▸ Data entries
* Start *

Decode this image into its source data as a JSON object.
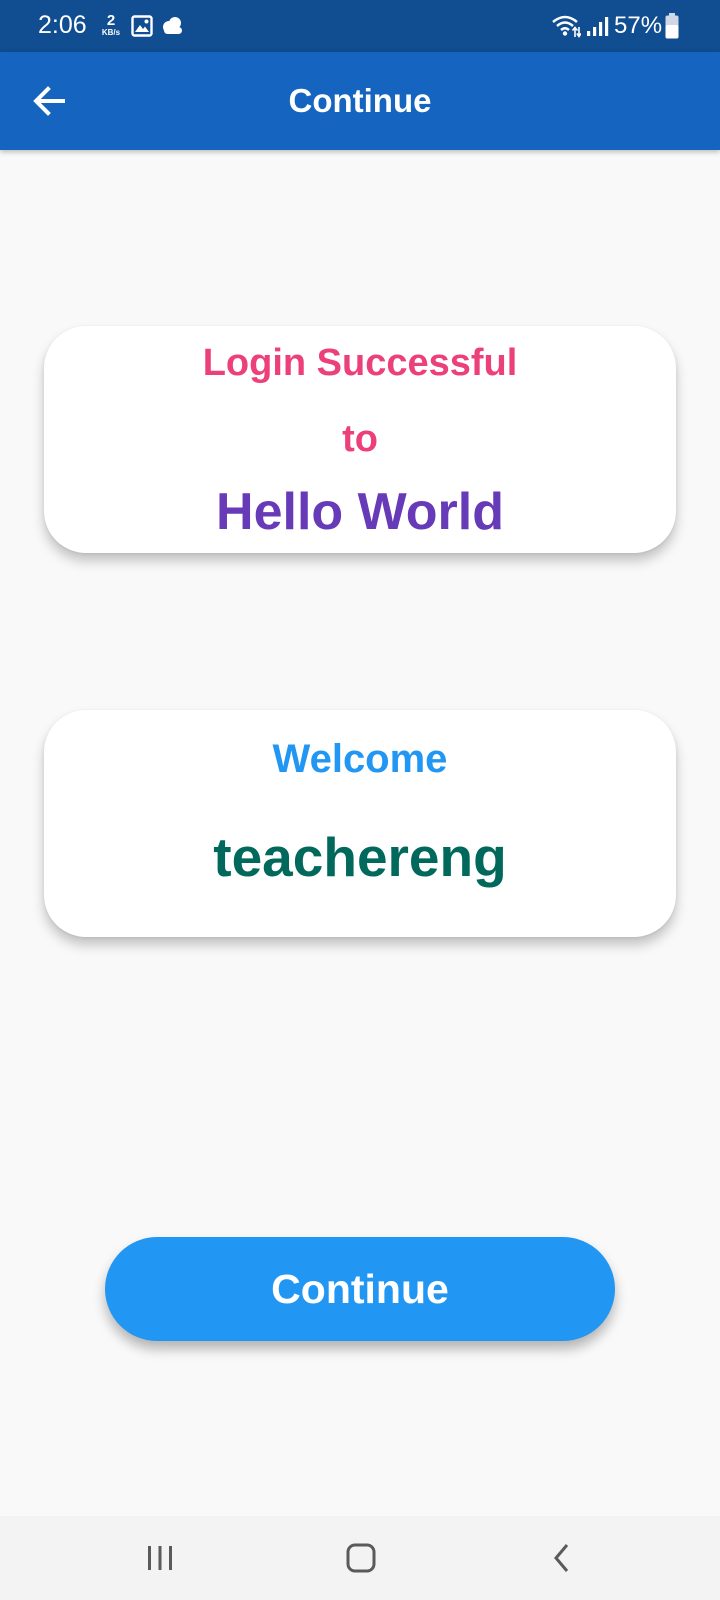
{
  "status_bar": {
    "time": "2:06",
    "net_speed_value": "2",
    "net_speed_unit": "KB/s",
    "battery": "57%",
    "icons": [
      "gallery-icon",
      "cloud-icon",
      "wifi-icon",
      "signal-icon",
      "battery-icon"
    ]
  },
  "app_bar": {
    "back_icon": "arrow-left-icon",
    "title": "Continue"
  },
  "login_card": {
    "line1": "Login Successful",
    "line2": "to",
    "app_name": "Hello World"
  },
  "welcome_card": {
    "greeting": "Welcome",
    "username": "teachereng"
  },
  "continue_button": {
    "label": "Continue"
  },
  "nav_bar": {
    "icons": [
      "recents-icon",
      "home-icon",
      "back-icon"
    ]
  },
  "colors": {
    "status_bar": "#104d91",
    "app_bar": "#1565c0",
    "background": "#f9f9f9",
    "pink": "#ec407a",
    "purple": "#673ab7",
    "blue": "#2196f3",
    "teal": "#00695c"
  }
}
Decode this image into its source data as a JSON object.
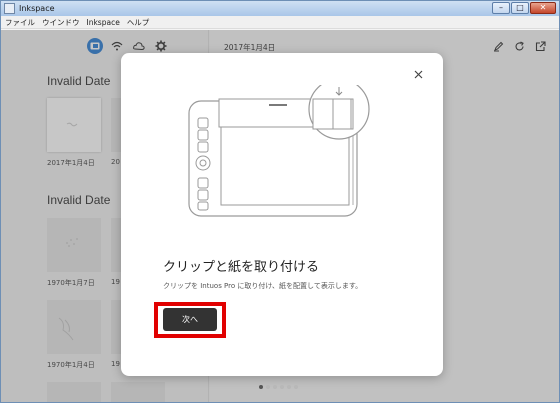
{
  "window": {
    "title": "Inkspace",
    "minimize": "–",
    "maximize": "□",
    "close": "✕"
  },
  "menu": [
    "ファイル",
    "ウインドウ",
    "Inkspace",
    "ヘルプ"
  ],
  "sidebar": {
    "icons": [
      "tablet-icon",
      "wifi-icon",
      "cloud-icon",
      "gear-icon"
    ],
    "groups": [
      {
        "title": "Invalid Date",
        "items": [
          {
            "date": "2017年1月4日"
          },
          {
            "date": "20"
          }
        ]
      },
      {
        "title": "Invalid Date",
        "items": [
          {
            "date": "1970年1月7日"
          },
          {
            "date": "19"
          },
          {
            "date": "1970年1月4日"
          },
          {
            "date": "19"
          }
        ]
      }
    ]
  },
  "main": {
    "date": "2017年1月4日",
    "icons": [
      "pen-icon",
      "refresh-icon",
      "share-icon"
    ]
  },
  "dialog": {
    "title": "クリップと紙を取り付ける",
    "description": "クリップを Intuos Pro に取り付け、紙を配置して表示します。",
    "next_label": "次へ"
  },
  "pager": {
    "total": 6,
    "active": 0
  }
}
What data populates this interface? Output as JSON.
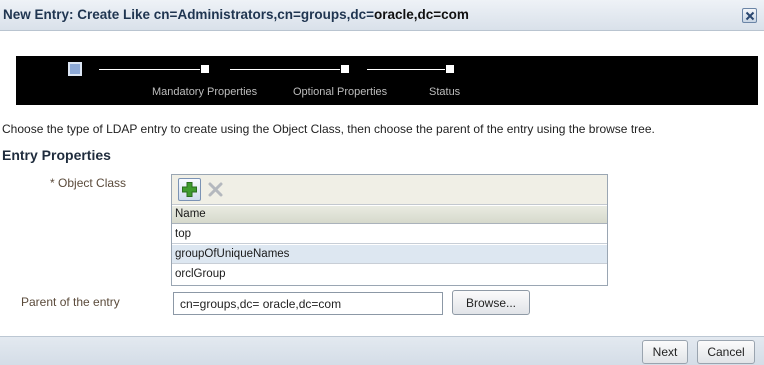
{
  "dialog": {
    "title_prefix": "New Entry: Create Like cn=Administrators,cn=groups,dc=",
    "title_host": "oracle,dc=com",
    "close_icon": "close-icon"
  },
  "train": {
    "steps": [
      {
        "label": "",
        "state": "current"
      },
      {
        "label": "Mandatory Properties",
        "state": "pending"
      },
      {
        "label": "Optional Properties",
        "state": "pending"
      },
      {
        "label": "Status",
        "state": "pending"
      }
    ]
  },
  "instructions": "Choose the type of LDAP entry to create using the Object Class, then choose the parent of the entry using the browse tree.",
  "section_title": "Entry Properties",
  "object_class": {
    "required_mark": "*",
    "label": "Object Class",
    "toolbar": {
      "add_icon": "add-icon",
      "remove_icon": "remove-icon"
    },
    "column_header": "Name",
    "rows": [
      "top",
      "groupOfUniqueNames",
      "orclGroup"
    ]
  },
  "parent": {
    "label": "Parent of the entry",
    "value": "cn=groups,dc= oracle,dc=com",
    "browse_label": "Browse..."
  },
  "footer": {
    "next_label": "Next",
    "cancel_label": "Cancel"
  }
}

* End *

▸ WHAT NEEDS TO BE DONE
Write every record out again exactly; no pictures belong in the copy.

▸ THE OUTPUT
Decode this image into its source data as a JSON object.
{
  "status_bar": {
    "time": "2:06",
    "net_speed_value": "2",
    "net_speed_unit": "KB/s",
    "battery": "57%",
    "icons": [
      "gallery-icon",
      "cloud-icon",
      "wifi-icon",
      "signal-icon",
      "battery-icon"
    ]
  },
  "app_bar": {
    "back_icon": "arrow-left-icon",
    "title": "Continue"
  },
  "login_card": {
    "line1": "Login Successful",
    "line2": "to",
    "app_name": "Hello World"
  },
  "welcome_card": {
    "greeting": "Welcome",
    "username": "teachereng"
  },
  "continue_button": {
    "label": "Continue"
  },
  "nav_bar": {
    "icons": [
      "recents-icon",
      "home-icon",
      "back-icon"
    ]
  },
  "colors": {
    "status_bar": "#104d91",
    "app_bar": "#1565c0",
    "background": "#f9f9f9",
    "pink": "#ec407a",
    "purple": "#673ab7",
    "blue": "#2196f3",
    "teal": "#00695c"
  }
}
Decode this image into its source data as a JSON object.
{
  "window": {
    "title": "Inkspace",
    "minimize": "–",
    "maximize": "□",
    "close": "✕"
  },
  "menu": [
    "ファイル",
    "ウインドウ",
    "Inkspace",
    "ヘルプ"
  ],
  "sidebar": {
    "icons": [
      "tablet-icon",
      "wifi-icon",
      "cloud-icon",
      "gear-icon"
    ],
    "groups": [
      {
        "title": "Invalid Date",
        "items": [
          {
            "date": "2017年1月4日"
          },
          {
            "date": "20"
          }
        ]
      },
      {
        "title": "Invalid Date",
        "items": [
          {
            "date": "1970年1月7日"
          },
          {
            "date": "19"
          },
          {
            "date": "1970年1月4日"
          },
          {
            "date": "19"
          }
        ]
      }
    ]
  },
  "main": {
    "date": "2017年1月4日",
    "icons": [
      "pen-icon",
      "refresh-icon",
      "share-icon"
    ]
  },
  "dialog": {
    "title": "クリップと紙を取り付ける",
    "description": "クリップを Intuos Pro に取り付け、紙を配置して表示します。",
    "next_label": "次へ"
  },
  "pager": {
    "total": 6,
    "active": 0
  }
}
What data populates this interface? Output as JSON.
{
  "dialog": {
    "title_prefix": "New Entry: Create Like cn=Administrators,cn=groups,dc=",
    "title_host": "oracle,dc=com",
    "close_icon": "close-icon"
  },
  "train": {
    "steps": [
      {
        "label": "",
        "state": "current"
      },
      {
        "label": "Mandatory Properties",
        "state": "pending"
      },
      {
        "label": "Optional Properties",
        "state": "pending"
      },
      {
        "label": "Status",
        "state": "pending"
      }
    ]
  },
  "instructions": "Choose the type of LDAP entry to create using the Object Class, then choose the parent of the entry using the browse tree.",
  "section_title": "Entry Properties",
  "object_class": {
    "required_mark": "*",
    "label": "Object Class",
    "toolbar": {
      "add_icon": "add-icon",
      "remove_icon": "remove-icon"
    },
    "column_header": "Name",
    "rows": [
      "top",
      "groupOfUniqueNames",
      "orclGroup"
    ]
  },
  "parent": {
    "label": "Parent of the entry",
    "value": "cn=groups,dc= oracle,dc=com",
    "browse_label": "Browse..."
  },
  "footer": {
    "next_label": "Next",
    "cancel_label": "Cancel"
  }
}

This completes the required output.